> Required task:
Can you reproduce the data beneath, keeping every line exact?

> Material for the task:
-- -- --
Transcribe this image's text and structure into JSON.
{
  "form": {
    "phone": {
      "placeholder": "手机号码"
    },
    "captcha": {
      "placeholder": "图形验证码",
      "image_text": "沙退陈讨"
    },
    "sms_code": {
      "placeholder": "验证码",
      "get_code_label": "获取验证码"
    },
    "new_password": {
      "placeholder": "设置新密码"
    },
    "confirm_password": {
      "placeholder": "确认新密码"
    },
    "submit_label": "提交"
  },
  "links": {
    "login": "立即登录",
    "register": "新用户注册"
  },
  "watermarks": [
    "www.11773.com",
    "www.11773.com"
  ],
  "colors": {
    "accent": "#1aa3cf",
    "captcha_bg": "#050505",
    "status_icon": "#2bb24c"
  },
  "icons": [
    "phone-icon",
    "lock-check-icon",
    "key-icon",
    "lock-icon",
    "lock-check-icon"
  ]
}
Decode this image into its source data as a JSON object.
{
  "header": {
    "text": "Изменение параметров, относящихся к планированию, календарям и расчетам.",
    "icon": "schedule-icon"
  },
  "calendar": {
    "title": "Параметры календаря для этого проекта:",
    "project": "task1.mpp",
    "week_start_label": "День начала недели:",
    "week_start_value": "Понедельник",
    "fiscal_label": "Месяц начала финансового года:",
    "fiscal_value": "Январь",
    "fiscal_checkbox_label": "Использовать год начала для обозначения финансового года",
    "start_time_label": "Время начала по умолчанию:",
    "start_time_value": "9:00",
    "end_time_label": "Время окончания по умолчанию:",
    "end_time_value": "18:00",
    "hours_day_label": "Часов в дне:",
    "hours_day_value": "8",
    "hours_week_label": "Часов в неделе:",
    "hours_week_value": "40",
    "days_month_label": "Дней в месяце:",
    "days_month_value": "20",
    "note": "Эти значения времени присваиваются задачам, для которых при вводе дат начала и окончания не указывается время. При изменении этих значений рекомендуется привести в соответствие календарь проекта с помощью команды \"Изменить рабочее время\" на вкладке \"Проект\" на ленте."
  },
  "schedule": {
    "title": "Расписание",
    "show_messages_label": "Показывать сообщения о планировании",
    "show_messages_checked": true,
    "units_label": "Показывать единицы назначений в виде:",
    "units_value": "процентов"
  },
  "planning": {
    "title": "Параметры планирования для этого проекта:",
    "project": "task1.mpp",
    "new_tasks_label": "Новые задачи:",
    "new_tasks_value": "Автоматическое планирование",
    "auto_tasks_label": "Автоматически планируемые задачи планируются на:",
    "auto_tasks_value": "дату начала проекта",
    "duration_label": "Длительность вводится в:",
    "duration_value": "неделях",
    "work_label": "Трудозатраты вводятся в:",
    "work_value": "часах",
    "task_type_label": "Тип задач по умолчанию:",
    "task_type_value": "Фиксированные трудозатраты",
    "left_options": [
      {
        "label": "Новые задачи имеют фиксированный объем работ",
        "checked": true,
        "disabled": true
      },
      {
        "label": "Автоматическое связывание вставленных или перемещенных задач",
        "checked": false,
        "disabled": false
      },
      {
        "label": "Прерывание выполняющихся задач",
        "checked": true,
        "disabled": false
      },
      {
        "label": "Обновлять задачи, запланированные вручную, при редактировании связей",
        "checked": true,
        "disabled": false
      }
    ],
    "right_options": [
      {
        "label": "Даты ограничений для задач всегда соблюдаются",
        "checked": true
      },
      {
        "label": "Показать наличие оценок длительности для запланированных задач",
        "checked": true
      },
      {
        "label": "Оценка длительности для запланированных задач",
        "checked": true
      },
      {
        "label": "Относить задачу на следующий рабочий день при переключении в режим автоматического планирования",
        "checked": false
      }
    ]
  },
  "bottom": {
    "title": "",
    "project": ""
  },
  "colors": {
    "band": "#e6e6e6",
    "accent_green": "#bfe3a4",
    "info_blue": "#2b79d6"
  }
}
-- -- --
> Complete answer:
Transcribe this image's text and structure into JSON.
{
  "form": {
    "phone": {
      "placeholder": "手机号码"
    },
    "captcha": {
      "placeholder": "图形验证码",
      "image_text": "沙退陈讨"
    },
    "sms_code": {
      "placeholder": "验证码",
      "get_code_label": "获取验证码"
    },
    "new_password": {
      "placeholder": "设置新密码"
    },
    "confirm_password": {
      "placeholder": "确认新密码"
    },
    "submit_label": "提交"
  },
  "links": {
    "login": "立即登录",
    "register": "新用户注册"
  },
  "watermarks": [
    "www.11773.com",
    "www.11773.com"
  ],
  "colors": {
    "accent": "#1aa3cf",
    "captcha_bg": "#050505",
    "status_icon": "#2bb24c"
  },
  "icons": [
    "phone-icon",
    "lock-check-icon",
    "key-icon",
    "lock-icon",
    "lock-check-icon"
  ]
}
Decode this image into its source data as a JSON object.
{
  "header": {
    "text": "Изменение параметров, относящихся к планированию, календарям и расчетам.",
    "icon": "schedule-icon"
  },
  "calendar": {
    "title": "Параметры календаря для этого проекта:",
    "project": "task1.mpp",
    "week_start_label": "День начала недели:",
    "week_start_value": "Понедельник",
    "fiscal_label": "Месяц начала финансового года:",
    "fiscal_value": "Январь",
    "fiscal_checkbox_label": "Использовать год начала для обозначения финансового года",
    "start_time_label": "Время начала по умолчанию:",
    "start_time_value": "9:00",
    "end_time_label": "Время окончания по умолчанию:",
    "end_time_value": "18:00",
    "hours_day_label": "Часов в дне:",
    "hours_day_value": "8",
    "hours_week_label": "Часов в неделе:",
    "hours_week_value": "40",
    "days_month_label": "Дней в месяце:",
    "days_month_value": "20",
    "note": "Эти значения времени присваиваются задачам, для которых при вводе дат начала и окончания не указывается время. При изменении этих значений рекомендуется привести в соответствие календарь проекта с помощью команды \"Изменить рабочее время\" на вкладке \"Проект\" на ленте."
  },
  "schedule": {
    "title": "Расписание",
    "show_messages_label": "Показывать сообщения о планировании",
    "show_messages_checked": true,
    "units_label": "Показывать единицы назначений в виде:",
    "units_value": "процентов"
  },
  "planning": {
    "title": "Параметры планирования для этого проекта:",
    "project": "task1.mpp",
    "new_tasks_label": "Новые задачи:",
    "new_tasks_value": "Автоматическое планирование",
    "auto_tasks_label": "Автоматически планируемые задачи планируются на:",
    "auto_tasks_value": "дату начала проекта",
    "duration_label": "Длительность вводится в:",
    "duration_value": "неделях",
    "work_label": "Трудозатраты вводятся в:",
    "work_value": "часах",
    "task_type_label": "Тип задач по умолчанию:",
    "task_type_value": "Фиксированные трудозатраты",
    "left_options": [
      {
        "label": "Новые задачи имеют фиксированный объем работ",
        "checked": true,
        "disabled": true
      },
      {
        "label": "Автоматическое связывание вставленных или перемещенных задач",
        "checked": false,
        "disabled": false
      },
      {
        "label": "Прерывание выполняющихся задач",
        "checked": true,
        "disabled": false
      },
      {
        "label": "Обновлять задачи, запланированные вручную, при редактировании связей",
        "checked": true,
        "disabled": false
      }
    ],
    "right_options": [
      {
        "label": "Даты ограничений для задач всегда соблюдаются",
        "checked": true
      },
      {
        "label": "Показать наличие оценок длительности для запланированных задач",
        "checked": true
      },
      {
        "label": "Оценка длительности для запланированных задач",
        "checked": true
      },
      {
        "label": "Относить задачу на следующий рабочий день при переключении в режим автоматического планирования",
        "checked": false
      }
    ]
  },
  "bottom": {
    "title": "",
    "project": ""
  },
  "colors": {
    "band": "#e6e6e6",
    "accent_green": "#bfe3a4",
    "info_blue": "#2b79d6"
  }
}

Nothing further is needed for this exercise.